WHAT TO WORK ON -
Copy out every record below, word for word.

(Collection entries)
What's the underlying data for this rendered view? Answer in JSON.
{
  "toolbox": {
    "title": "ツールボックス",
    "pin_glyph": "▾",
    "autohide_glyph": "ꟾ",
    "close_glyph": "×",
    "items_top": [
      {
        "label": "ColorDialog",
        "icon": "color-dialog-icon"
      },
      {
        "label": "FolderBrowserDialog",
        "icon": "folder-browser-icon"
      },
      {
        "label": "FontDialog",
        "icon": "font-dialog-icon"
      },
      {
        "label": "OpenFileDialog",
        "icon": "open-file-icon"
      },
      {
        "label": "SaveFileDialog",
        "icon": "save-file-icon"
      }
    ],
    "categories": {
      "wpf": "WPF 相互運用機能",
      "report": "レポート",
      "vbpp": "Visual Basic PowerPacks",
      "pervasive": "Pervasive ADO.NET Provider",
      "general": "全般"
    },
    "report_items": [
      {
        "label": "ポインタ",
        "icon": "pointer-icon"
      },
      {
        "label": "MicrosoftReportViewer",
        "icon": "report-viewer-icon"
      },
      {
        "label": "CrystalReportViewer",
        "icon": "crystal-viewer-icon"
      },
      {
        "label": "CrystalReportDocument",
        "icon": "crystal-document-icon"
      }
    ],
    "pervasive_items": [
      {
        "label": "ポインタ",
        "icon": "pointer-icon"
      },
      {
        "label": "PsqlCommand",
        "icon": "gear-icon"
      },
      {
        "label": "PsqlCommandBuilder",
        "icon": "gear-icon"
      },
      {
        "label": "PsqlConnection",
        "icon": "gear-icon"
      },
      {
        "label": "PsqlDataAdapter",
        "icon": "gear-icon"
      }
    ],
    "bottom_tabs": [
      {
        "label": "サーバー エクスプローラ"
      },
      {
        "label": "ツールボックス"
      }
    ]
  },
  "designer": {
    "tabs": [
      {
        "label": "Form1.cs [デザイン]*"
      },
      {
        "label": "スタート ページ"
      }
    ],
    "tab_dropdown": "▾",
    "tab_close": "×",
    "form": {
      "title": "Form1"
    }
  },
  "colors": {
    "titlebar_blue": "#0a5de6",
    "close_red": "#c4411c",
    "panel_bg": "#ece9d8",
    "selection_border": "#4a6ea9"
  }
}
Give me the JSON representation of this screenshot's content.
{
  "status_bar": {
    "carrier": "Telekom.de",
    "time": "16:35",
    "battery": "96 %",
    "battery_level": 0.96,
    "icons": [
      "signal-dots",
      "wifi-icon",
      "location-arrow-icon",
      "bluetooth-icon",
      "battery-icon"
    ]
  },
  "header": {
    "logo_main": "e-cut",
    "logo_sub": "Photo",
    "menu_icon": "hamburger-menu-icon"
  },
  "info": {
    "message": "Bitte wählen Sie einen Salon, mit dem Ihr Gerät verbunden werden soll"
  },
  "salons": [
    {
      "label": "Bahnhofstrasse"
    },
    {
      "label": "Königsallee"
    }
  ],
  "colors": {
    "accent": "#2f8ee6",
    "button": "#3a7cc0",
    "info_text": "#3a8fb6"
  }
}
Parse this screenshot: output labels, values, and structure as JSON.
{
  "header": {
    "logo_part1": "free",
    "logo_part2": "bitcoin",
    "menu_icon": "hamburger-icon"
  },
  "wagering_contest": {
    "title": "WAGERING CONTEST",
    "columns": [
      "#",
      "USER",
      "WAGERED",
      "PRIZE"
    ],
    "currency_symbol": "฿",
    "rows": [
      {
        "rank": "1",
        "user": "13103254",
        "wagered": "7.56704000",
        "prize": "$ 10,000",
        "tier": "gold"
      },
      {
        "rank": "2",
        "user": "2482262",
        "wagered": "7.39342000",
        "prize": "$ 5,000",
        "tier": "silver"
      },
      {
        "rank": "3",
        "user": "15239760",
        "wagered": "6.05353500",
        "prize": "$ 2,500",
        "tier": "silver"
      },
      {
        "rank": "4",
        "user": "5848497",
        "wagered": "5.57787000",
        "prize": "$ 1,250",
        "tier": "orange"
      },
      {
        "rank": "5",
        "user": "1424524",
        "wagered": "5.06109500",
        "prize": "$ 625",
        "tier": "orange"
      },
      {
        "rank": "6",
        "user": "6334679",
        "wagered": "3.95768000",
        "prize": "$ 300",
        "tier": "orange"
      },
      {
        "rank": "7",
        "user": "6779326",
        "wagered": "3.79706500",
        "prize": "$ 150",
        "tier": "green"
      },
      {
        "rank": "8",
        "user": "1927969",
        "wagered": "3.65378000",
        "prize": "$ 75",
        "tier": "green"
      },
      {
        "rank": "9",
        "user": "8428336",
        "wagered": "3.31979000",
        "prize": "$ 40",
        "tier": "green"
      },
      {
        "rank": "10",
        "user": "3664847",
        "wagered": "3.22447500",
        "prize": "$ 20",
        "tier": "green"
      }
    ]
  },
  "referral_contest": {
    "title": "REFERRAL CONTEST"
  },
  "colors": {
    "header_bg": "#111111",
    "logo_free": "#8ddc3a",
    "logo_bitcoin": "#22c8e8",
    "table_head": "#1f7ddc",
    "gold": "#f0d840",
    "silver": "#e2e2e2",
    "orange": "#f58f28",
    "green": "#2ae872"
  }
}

ANSWER TO THE TASK -
What's the underlying data for this rendered view? Answer in JSON.
{
  "toolbox": {
    "title": "ツールボックス",
    "pin_glyph": "▾",
    "autohide_glyph": "ꟾ",
    "close_glyph": "×",
    "items_top": [
      {
        "label": "ColorDialog",
        "icon": "color-dialog-icon"
      },
      {
        "label": "FolderBrowserDialog",
        "icon": "folder-browser-icon"
      },
      {
        "label": "FontDialog",
        "icon": "font-dialog-icon"
      },
      {
        "label": "OpenFileDialog",
        "icon": "open-file-icon"
      },
      {
        "label": "SaveFileDialog",
        "icon": "save-file-icon"
      }
    ],
    "categories": {
      "wpf": "WPF 相互運用機能",
      "report": "レポート",
      "vbpp": "Visual Basic PowerPacks",
      "pervasive": "Pervasive ADO.NET Provider",
      "general": "全般"
    },
    "report_items": [
      {
        "label": "ポインタ",
        "icon": "pointer-icon"
      },
      {
        "label": "MicrosoftReportViewer",
        "icon": "report-viewer-icon"
      },
      {
        "label": "CrystalReportViewer",
        "icon": "crystal-viewer-icon"
      },
      {
        "label": "CrystalReportDocument",
        "icon": "crystal-document-icon"
      }
    ],
    "pervasive_items": [
      {
        "label": "ポインタ",
        "icon": "pointer-icon"
      },
      {
        "label": "PsqlCommand",
        "icon": "gear-icon"
      },
      {
        "label": "PsqlCommandBuilder",
        "icon": "gear-icon"
      },
      {
        "label": "PsqlConnection",
        "icon": "gear-icon"
      },
      {
        "label": "PsqlDataAdapter",
        "icon": "gear-icon"
      }
    ],
    "bottom_tabs": [
      {
        "label": "サーバー エクスプローラ"
      },
      {
        "label": "ツールボックス"
      }
    ]
  },
  "designer": {
    "tabs": [
      {
        "label": "Form1.cs [デザイン]*"
      },
      {
        "label": "スタート ページ"
      }
    ],
    "tab_dropdown": "▾",
    "tab_close": "×",
    "form": {
      "title": "Form1"
    }
  },
  "colors": {
    "titlebar_blue": "#0a5de6",
    "close_red": "#c4411c",
    "panel_bg": "#ece9d8",
    "selection_border": "#4a6ea9"
  }
}
Give me the JSON representation of this screenshot's content.
{
  "status_bar": {
    "carrier": "Telekom.de",
    "time": "16:35",
    "battery": "96 %",
    "battery_level": 0.96,
    "icons": [
      "signal-dots",
      "wifi-icon",
      "location-arrow-icon",
      "bluetooth-icon",
      "battery-icon"
    ]
  },
  "header": {
    "logo_main": "e-cut",
    "logo_sub": "Photo",
    "menu_icon": "hamburger-menu-icon"
  },
  "info": {
    "message": "Bitte wählen Sie einen Salon, mit dem Ihr Gerät verbunden werden soll"
  },
  "salons": [
    {
      "label": "Bahnhofstrasse"
    },
    {
      "label": "Königsallee"
    }
  ],
  "colors": {
    "accent": "#2f8ee6",
    "button": "#3a7cc0",
    "info_text": "#3a8fb6"
  }
}
Parse this screenshot: output labels, values, and structure as JSON.
{
  "header": {
    "logo_part1": "free",
    "logo_part2": "bitcoin",
    "menu_icon": "hamburger-icon"
  },
  "wagering_contest": {
    "title": "WAGERING CONTEST",
    "columns": [
      "#",
      "USER",
      "WAGERED",
      "PRIZE"
    ],
    "currency_symbol": "฿",
    "rows": [
      {
        "rank": "1",
        "user": "13103254",
        "wagered": "7.56704000",
        "prize": "$ 10,000",
        "tier": "gold"
      },
      {
        "rank": "2",
        "user": "2482262",
        "wagered": "7.39342000",
        "prize": "$ 5,000",
        "tier": "silver"
      },
      {
        "rank": "3",
        "user": "15239760",
        "wagered": "6.05353500",
        "prize": "$ 2,500",
        "tier": "silver"
      },
      {
        "rank": "4",
        "user": "5848497",
        "wagered": "5.57787000",
        "prize": "$ 1,250",
        "tier": "orange"
      },
      {
        "rank": "5",
        "user": "1424524",
        "wagered": "5.06109500",
        "prize": "$ 625",
        "tier": "orange"
      },
      {
        "rank": "6",
        "user": "6334679",
        "wagered": "3.95768000",
        "prize": "$ 300",
        "tier": "orange"
      },
      {
        "rank": "7",
        "user": "6779326",
        "wagered": "3.79706500",
        "prize": "$ 150",
        "tier": "green"
      },
      {
        "rank": "8",
        "user": "1927969",
        "wagered": "3.65378000",
        "prize": "$ 75",
        "tier": "green"
      },
      {
        "rank": "9",
        "user": "8428336",
        "wagered": "3.31979000",
        "prize": "$ 40",
        "tier": "green"
      },
      {
        "rank": "10",
        "user": "3664847",
        "wagered": "3.22447500",
        "prize": "$ 20",
        "tier": "green"
      }
    ]
  },
  "referral_contest": {
    "title": "REFERRAL CONTEST"
  },
  "colors": {
    "header_bg": "#111111",
    "logo_free": "#8ddc3a",
    "logo_bitcoin": "#22c8e8",
    "table_head": "#1f7ddc",
    "gold": "#f0d840",
    "silver": "#e2e2e2",
    "orange": "#f58f28",
    "green": "#2ae872"
  }
}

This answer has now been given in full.